━━━━━ PROVIDED ENTRIES
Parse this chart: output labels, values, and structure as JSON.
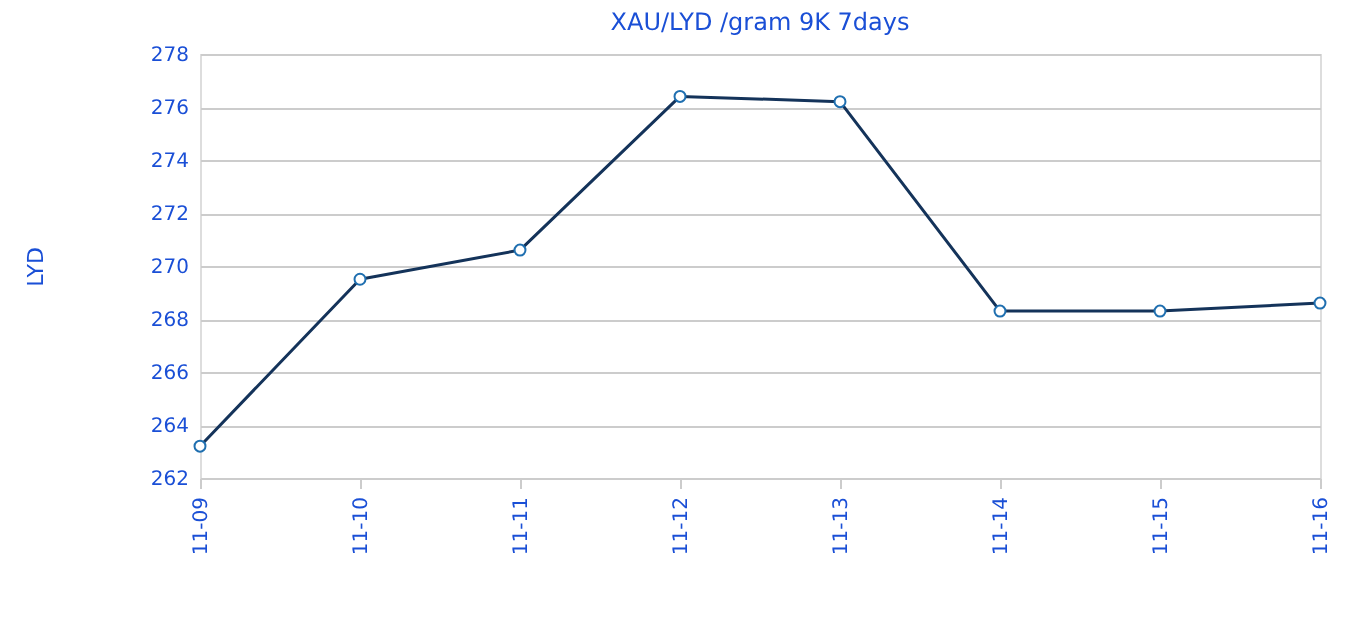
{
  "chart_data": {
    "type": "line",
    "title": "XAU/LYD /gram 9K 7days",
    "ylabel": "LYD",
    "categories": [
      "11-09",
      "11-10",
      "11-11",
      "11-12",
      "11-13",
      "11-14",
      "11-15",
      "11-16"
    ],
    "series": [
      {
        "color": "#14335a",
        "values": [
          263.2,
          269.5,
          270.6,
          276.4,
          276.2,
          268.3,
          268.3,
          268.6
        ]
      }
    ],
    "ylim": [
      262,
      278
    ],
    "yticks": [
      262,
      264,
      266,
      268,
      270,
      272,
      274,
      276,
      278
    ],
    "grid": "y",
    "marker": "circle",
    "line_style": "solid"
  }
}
━━━━━━━━━━
DIRECTIVE>
Transcribe all of the records above character for character. Exclude the pictures.

THE OUTPUT>
Parse this chart: output labels, values, and structure as JSON.
{
  "chart_data": {
    "type": "line",
    "title": "XAU/LYD /gram 9K 7days",
    "ylabel": "LYD",
    "categories": [
      "11-09",
      "11-10",
      "11-11",
      "11-12",
      "11-13",
      "11-14",
      "11-15",
      "11-16"
    ],
    "series": [
      {
        "color": "#14335a",
        "values": [
          263.2,
          269.5,
          270.6,
          276.4,
          276.2,
          268.3,
          268.3,
          268.6
        ]
      }
    ],
    "ylim": [
      262,
      278
    ],
    "yticks": [
      262,
      264,
      266,
      268,
      270,
      272,
      274,
      276,
      278
    ],
    "grid": "y",
    "marker": "circle",
    "line_style": "solid"
  }
}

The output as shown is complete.